(begin)
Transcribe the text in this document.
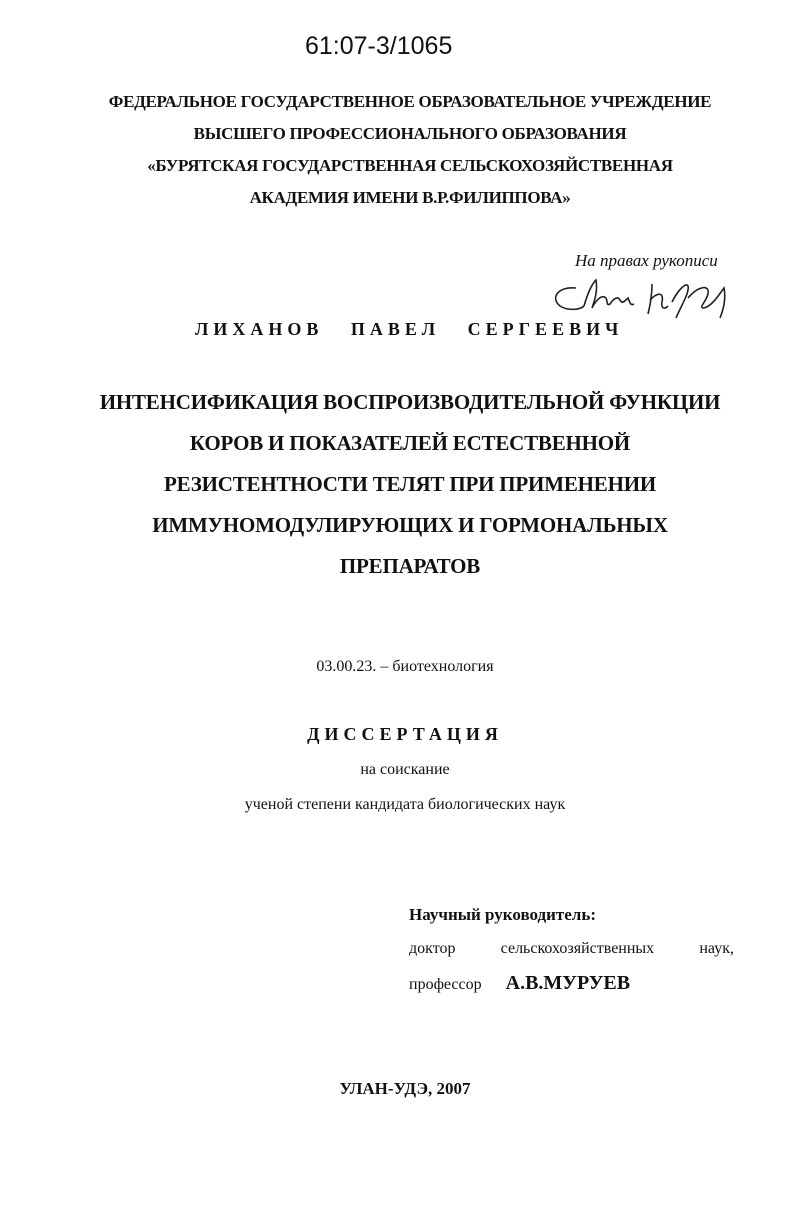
61:07-3/1065
ФЕДЕРАЛЬНОЕ ГОСУДАРСТВЕННОЕ ОБРАЗОВАТЕЛЬНОЕ УЧРЕЖДЕНИЕ
ВЫСШЕГО ПРОФЕССИОНАЛЬНОГО ОБРАЗОВАНИЯ
«БУРЯТСКАЯ ГОСУДАРСТВЕННАЯ СЕЛЬСКОХОЗЯЙСТВЕННАЯ
АКАДЕМИЯ ИМЕНИ В.Р.ФИЛИППОВА»
На правах рукописи
ЛИХАНОВ ПАВЕЛ СЕРГЕЕВИЧ
ИНТЕНСИФИКАЦИЯ ВОСПРОИЗВОДИТЕЛЬНОЙ ФУНКЦИИ
КОРОВ И ПОКАЗАТЕЛЕЙ ЕСТЕСТВЕННОЙ
РЕЗИСТЕНТНОСТИ ТЕЛЯТ ПРИ ПРИМЕНЕНИИ
ИММУНОМОДУЛИРУЮЩИХ И ГОРМОНАЛЬНЫХ
ПРЕПАРАТОВ
03.00.23. – биотехнология
ДИССЕРТАЦИЯ
на соискание
ученой степени кандидата биологических наук
Научный руководитель:
доктор сельскохозяйственных наук,
профессор А.В.МУРУЕВ
УЛАН-УДЭ, 2007
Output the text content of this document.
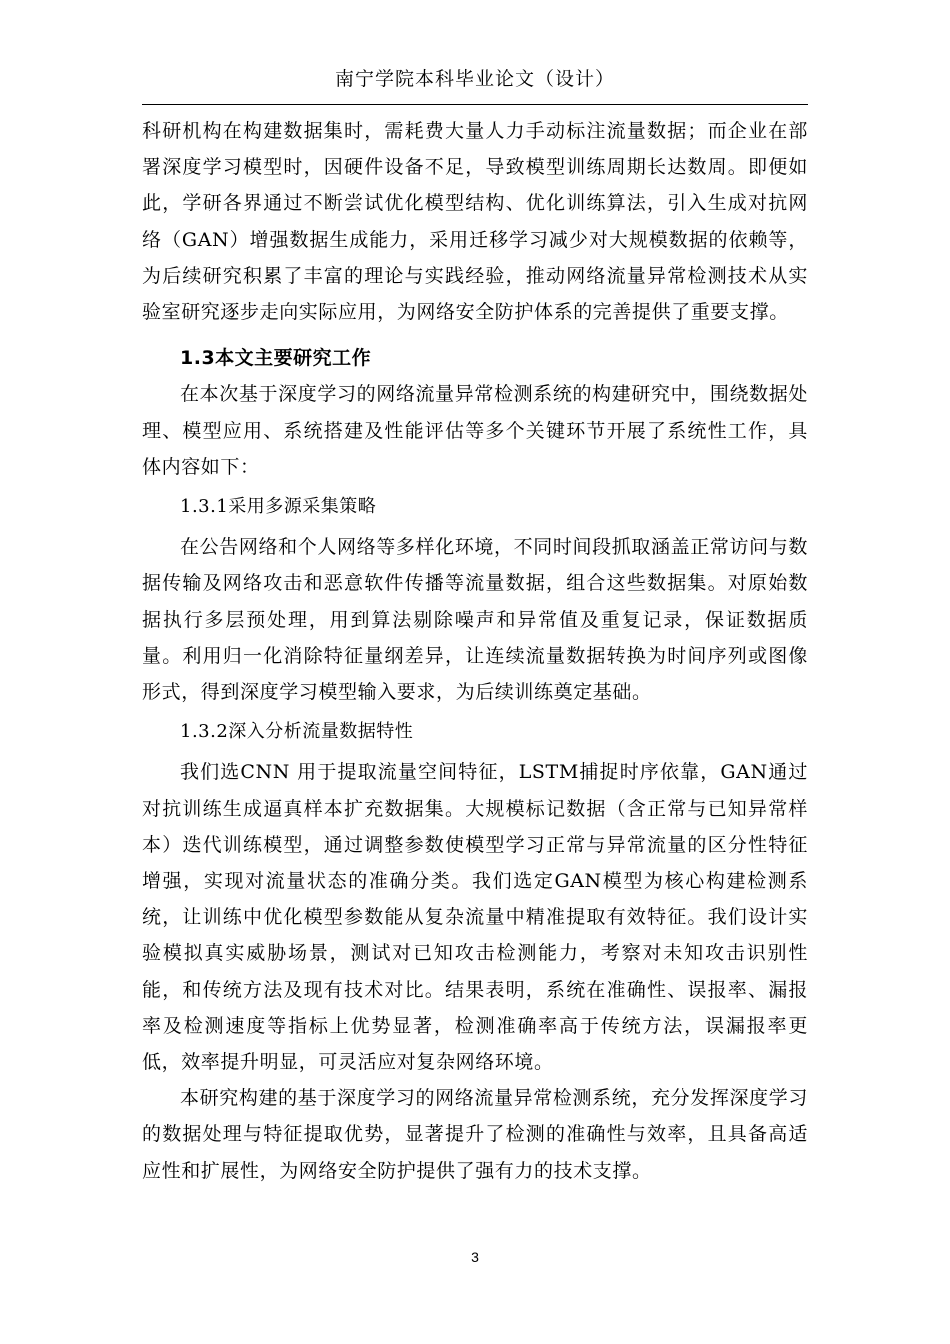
南宁学院本科毕业论文（设计）

科研机构在构建数据集时，需耗费大量人力手动标注流量数据；而企业在部署深度学习模型时，因硬件设备不足，导致模型训练周期长达数周。即便如此，学研各界通过不断尝试优化模型结构、优化训练算法，引入生成对抗网络（GAN）增强数据生成能力，采用迁移学习减少对大规模数据的依赖等，为后续研究积累了丰富的理论与实践经验，推动网络流量异常检测技术从实验室研究逐步走向实际应用，为网络安全防护体系的完善提供了重要支撑。

1.3本文主要研究工作

在本次基于深度学习的网络流量异常检测系统的构建研究中，围绕数据处理、模型应用、系统搭建及性能评估等多个关键环节开展了系统性工作，具体内容如下：

1.3.1采用多源采集策略

在公告网络和个人网络等多样化环境，不同时间段抓取涵盖正常访问与数据传输及网络攻击和恶意软件传播等流量数据，组合这些数据集。对原始数据执行多层预处理，用到算法剔除噪声和异常值及重复记录，保证数据质量。利用归一化消除特征量纲差异，让连续流量数据转换为时间序列或图像形式，得到深度学习模型输入要求，为后续训练奠定基础。

1.3.2深入分析流量数据特性

我们选CNN 用于提取流量空间特征，LSTM捕捉时序依靠，GAN通过对抗训练生成逼真样本扩充数据集。大规模标记数据（含正常与已知异常样本）迭代训练模型，通过调整参数使模型学习正常与异常流量的区分性特征增强，实现对流量状态的准确分类。我们选定GAN模型为核心构建检测系统，让训练中优化模型参数能从复杂流量中精准提取有效特征。我们设计实验模拟真实威胁场景，测试对已知攻击检测能力，考察对未知攻击识别性能，和传统方法及现有技术对比。结果表明，系统在准确性、误报率、漏报率及检测速度等指标上优势显著，检测准确率高于传统方法，误漏报率更低，效率提升明显，可灵活应对复杂网络环境。

本研究构建的基于深度学习的网络流量异常检测系统，充分发挥深度学习的数据处理与特征提取优势，显著提升了检测的准确性与效率，且具备高适应性和扩展性，为网络安全防护提供了强有力的技术支撑。

3
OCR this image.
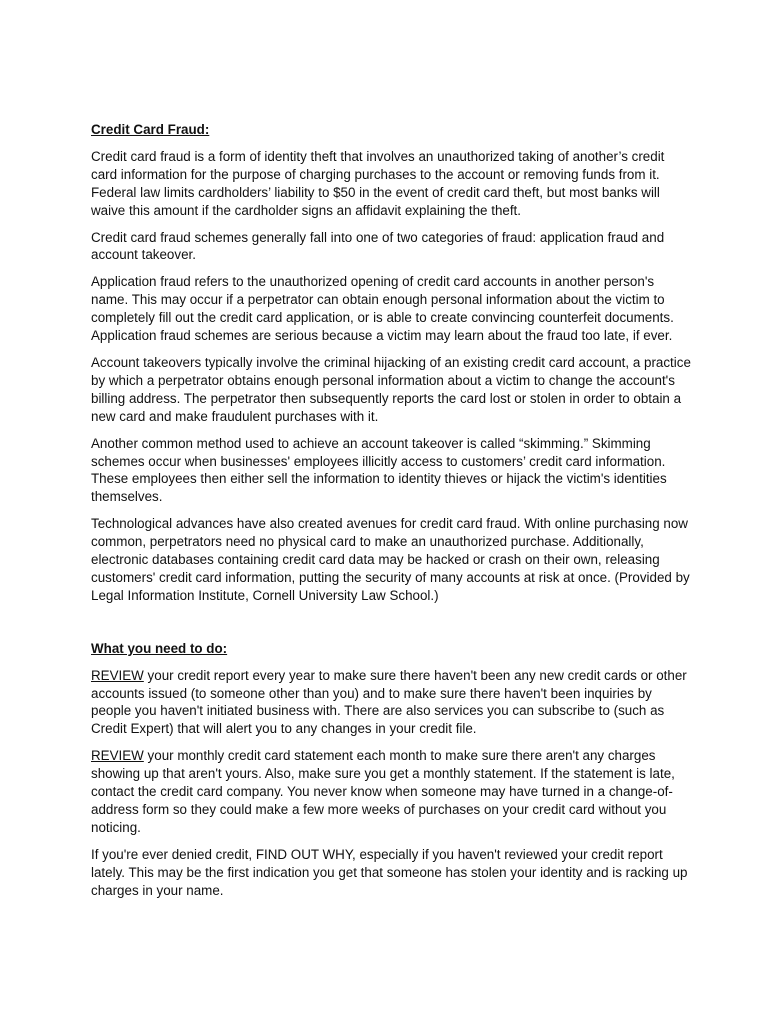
Credit Card Fraud:

Credit card fraud is a form of identity theft that involves an unauthorized taking of another’s credit card information for the purpose of charging purchases to the account or removing funds from it. Federal law limits cardholders’ liability to $50 in the event of credit card theft, but most banks will waive this amount if the cardholder signs an affidavit explaining the theft.

Credit card fraud schemes generally fall into one of two categories of fraud: application fraud and account takeover.

Application fraud refers to the unauthorized opening of credit card accounts in another person's name. This may occur if a perpetrator can obtain enough personal information about the victim to completely fill out the credit card application, or is able to create convincing counterfeit documents. Application fraud schemes are serious because a victim may learn about the fraud too late, if ever.

Account takeovers typically involve the criminal hijacking of an existing credit card account, a practice by which a perpetrator obtains enough personal information about a victim to change the account's billing address. The perpetrator then subsequently reports the card lost or stolen in order to obtain a new card and make fraudulent purchases with it.

Another common method used to achieve an account takeover is called “skimming.” Skimming schemes occur when businesses' employees illicitly access to customers’ credit card information. These employees then either sell the information to identity thieves or hijack the victim's identities themselves.

Technological advances have also created avenues for credit card fraud. With online purchasing now common, perpetrators need no physical card to make an unauthorized purchase. Additionally, electronic databases containing credit card data may be hacked or crash on their own, releasing customers' credit card information, putting the security of many accounts at risk at once. (Provided by Legal Information Institute, Cornell University Law School.)

What you need to do:

REVIEW your credit report every year to make sure there haven't been any new credit cards or other accounts issued (to someone other than you) and to make sure there haven't been inquiries by people you haven't initiated business with. There are also services you can subscribe to (such as Credit Expert) that will alert you to any changes in your credit file.

REVIEW your monthly credit card statement each month to make sure there aren't any charges showing up that aren't yours. Also, make sure you get a monthly statement. If the statement is late, contact the credit card company. You never know when someone may have turned in a change-of-address form so they could make a few more weeks of purchases on your credit card without you noticing.

If you're ever denied credit, FIND OUT WHY, especially if you haven't reviewed your credit report lately. This may be the first indication you get that someone has stolen your identity and is racking up charges in your name.
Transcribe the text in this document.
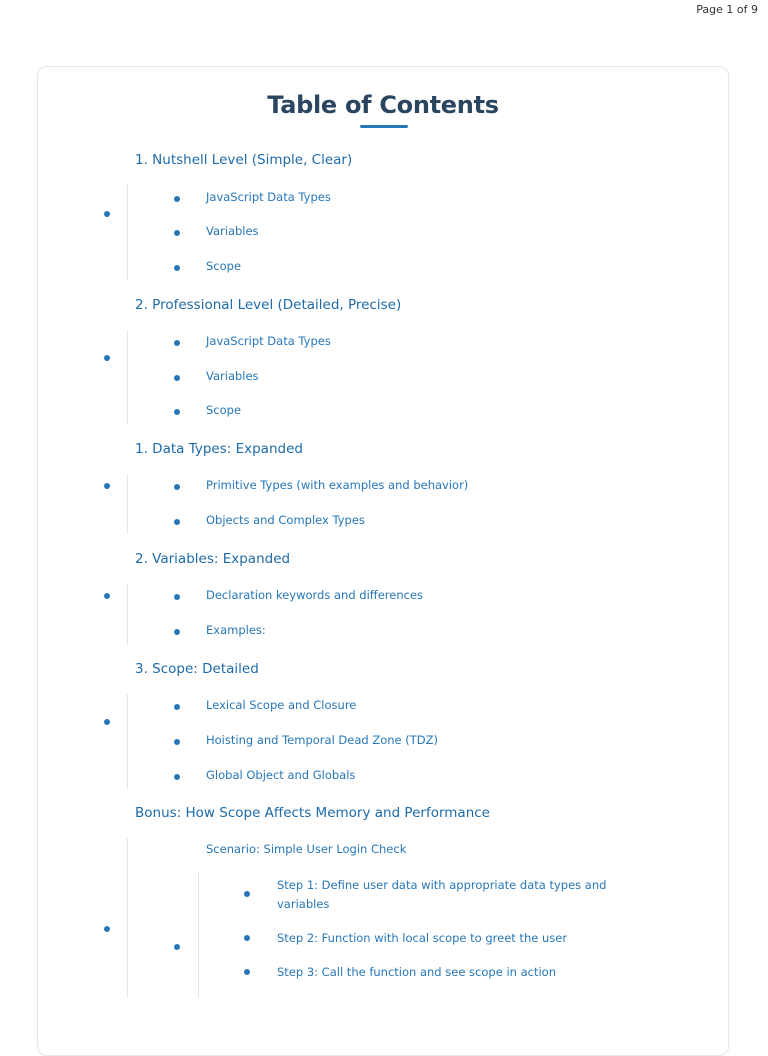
Page 1 of 9
Table of Contents
1. Nutshell Level (Simple, Clear)
JavaScript Data Types
Variables
Scope
2. Professional Level (Detailed, Precise)
JavaScript Data Types
Variables
Scope
1. Data Types: Expanded
Primitive Types (with examples and behavior)
Objects and Complex Types
2. Variables: Expanded
Declaration keywords and differences
Examples:
3. Scope: Detailed
Lexical Scope and Closure
Hoisting and Temporal Dead Zone (TDZ)
Global Object and Globals
Bonus: How Scope Affects Memory and Performance
Scenario: Simple User Login Check
Step 1: Define user data with appropriate data types and variables
Step 2: Function with local scope to greet the user
Step 3: Call the function and see scope in action
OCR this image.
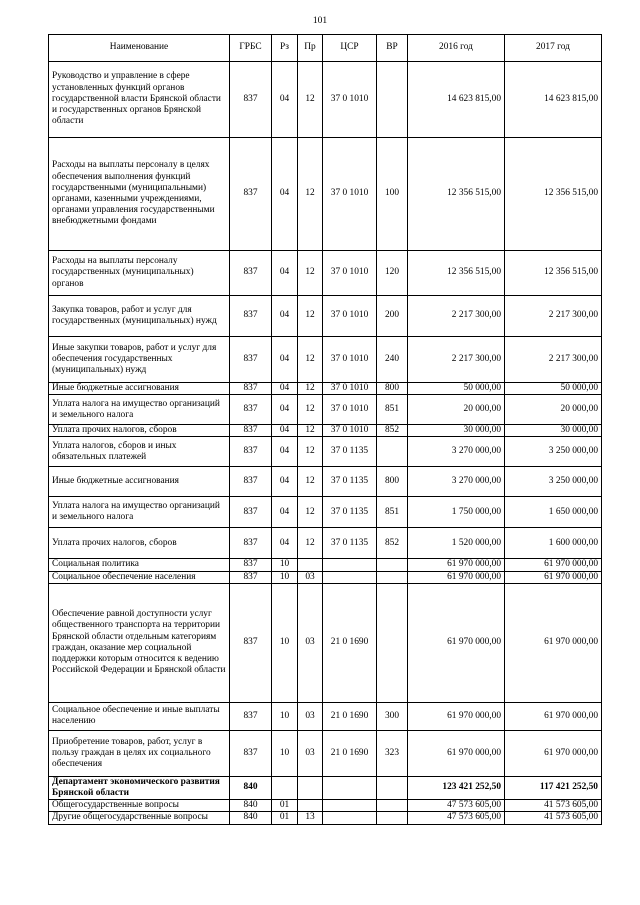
101
Наименование	ГРБС	Рз	Пр	ЦСР	ВР	2016 год	2017 год
Руководство и управление в сфере установленных функций органов государственной власти Брянской области и государственных органов Брянской области	837	04	12	37 0 1010		14 623 815,00	14 623 815,00
Расходы на выплаты персоналу в целях обеспечения выполнения функций государственными (муниципальными) органами, казенными учреждениями, органами управления государственными внебюджетными фондами	837	04	12	37 0 1010	100	12 356 515,00	12 356 515,00
Расходы на выплаты персоналу государственных (муниципальных) органов	837	04	12	37 0 1010	120	12 356 515,00	12 356 515,00
Закупка товаров, работ и услуг для государственных (муниципальных) нужд	837	04	12	37 0 1010	200	2 217 300,00	2 217 300,00
Иные закупки товаров, работ и услуг для обеспечения государственных (муниципальных) нужд	837	04	12	37 0 1010	240	2 217 300,00	2 217 300,00
Иные бюджетные ассигнования	837	04	12	37 0 1010	800	50 000,00	50 000,00
Уплата налога на имущество организаций и земельного налога	837	04	12	37 0 1010	851	20 000,00	20 000,00
Уплата прочих налогов, сборов	837	04	12	37 0 1010	852	30 000,00	30 000,00
Уплата налогов, сборов и иных обязательных платежей	837	04	12	37 0 1135		3 270 000,00	3 250 000,00
Иные бюджетные ассигнования	837	04	12	37 0 1135	800	3 270 000,00	3 250 000,00
Уплата налога на имущество организаций и земельного налога	837	04	12	37 0 1135	851	1 750 000,00	1 650 000,00
Уплата прочих налогов, сборов	837	04	12	37 0 1135	852	1 520 000,00	1 600 000,00
Социальная политика	837	10				61 970 000,00	61 970 000,00
Социальное обеспечение населения	837	10	03			61 970 000,00	61 970 000,00
Обеспечение равной доступности услуг общественного транспорта на территории Брянской области отдельным категориям граждан, оказание мер социальной поддержки которым относится к ведению Российской Федерации и Брянской области	837	10	03	21 0 1690		61 970 000,00	61 970 000,00
Социальное обеспечение и иные выплаты населению	837	10	03	21 0 1690	300	61 970 000,00	61 970 000,00
Приобретение товаров, работ, услуг в пользу граждан в целях их социального обеспечения	837	10	03	21 0 1690	323	61 970 000,00	61 970 000,00
Департамент экономического развития Брянской области	840					123 421 252,50	117 421 252,50
Общегосударственные вопросы	840	01				47 573 605,00	41 573 605,00
Другие общегосударственные вопросы	840	01	13			47 573 605,00	41 573 605,00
(end)
▶ Given exercise: Take every line from the data that contains the word "someone".

▶ Task output:
REVIEW your credit report every year to make sure there haven't been any new credit cards or other accounts issued (to someone other than you) and to make sure there haven't been inquiries by people you haven't initiated business with. There are also services you can subscribe to (such as Credit Expert) that will alert you to any changes in your credit file.
REVIEW your monthly credit card statement each month to make sure there aren't any charges showing up that aren't yours. Also, make sure you get a monthly statement. If the statement is late, contact the credit card company. You never know when someone may have turned in a change-of-address form so they could make a few more weeks of purchases on your credit card without you noticing.
If you're ever denied credit, FIND OUT WHY, especially if you haven't reviewed your credit report lately. This may be the first indication you get that someone has stolen your identity and is racking up charges in your name.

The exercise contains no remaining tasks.